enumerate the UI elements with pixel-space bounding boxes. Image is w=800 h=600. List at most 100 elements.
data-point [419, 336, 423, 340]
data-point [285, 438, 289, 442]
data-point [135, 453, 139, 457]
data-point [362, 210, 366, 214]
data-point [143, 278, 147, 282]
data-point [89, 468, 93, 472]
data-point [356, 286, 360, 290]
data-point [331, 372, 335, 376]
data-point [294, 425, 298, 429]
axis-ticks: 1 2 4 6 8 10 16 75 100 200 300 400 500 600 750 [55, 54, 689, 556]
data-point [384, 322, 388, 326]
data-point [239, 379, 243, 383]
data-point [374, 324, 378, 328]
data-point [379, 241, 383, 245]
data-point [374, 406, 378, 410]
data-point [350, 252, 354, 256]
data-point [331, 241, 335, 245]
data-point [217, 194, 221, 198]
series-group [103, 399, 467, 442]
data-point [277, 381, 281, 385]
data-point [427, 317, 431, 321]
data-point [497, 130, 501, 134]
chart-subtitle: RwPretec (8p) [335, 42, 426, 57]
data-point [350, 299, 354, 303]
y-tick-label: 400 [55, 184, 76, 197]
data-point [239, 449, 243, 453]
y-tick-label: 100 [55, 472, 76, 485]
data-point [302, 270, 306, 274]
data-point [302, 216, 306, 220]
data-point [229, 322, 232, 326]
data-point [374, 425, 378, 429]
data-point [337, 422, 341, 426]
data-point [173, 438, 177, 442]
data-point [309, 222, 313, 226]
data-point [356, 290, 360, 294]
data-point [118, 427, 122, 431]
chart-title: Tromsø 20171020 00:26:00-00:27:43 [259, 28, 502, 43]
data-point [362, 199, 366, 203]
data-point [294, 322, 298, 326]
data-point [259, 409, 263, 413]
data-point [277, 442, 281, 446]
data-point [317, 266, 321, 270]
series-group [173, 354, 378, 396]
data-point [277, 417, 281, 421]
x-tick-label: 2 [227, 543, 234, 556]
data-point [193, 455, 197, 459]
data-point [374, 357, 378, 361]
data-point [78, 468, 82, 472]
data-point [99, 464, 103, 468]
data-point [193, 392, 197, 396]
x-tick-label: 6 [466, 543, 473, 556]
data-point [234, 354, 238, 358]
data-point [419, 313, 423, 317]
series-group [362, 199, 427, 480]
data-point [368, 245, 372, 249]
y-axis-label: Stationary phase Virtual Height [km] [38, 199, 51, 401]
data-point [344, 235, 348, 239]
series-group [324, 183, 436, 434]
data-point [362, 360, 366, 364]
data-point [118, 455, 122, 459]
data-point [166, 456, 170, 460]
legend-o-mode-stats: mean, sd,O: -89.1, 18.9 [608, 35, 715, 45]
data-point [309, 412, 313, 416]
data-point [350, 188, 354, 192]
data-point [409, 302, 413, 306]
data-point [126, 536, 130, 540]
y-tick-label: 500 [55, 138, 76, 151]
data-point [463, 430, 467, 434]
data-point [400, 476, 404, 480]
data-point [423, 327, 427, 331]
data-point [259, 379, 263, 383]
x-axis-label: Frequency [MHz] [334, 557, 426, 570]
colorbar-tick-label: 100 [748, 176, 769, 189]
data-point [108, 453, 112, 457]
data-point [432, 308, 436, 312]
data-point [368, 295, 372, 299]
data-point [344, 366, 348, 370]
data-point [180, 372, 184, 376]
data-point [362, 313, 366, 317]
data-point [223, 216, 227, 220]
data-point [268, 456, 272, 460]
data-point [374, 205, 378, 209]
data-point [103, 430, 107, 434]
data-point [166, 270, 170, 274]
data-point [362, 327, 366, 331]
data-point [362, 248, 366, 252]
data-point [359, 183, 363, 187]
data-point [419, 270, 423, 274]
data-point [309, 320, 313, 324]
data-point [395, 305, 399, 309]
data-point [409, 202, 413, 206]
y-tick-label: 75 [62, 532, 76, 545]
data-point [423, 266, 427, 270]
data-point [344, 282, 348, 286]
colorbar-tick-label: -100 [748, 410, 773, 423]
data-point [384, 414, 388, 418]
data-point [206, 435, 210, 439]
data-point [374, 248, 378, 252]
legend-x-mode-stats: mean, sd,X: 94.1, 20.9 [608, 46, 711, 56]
==========
## [Requirements]
Please count the lines above that contain the string "chart" and give only that number.

## [The answer]
2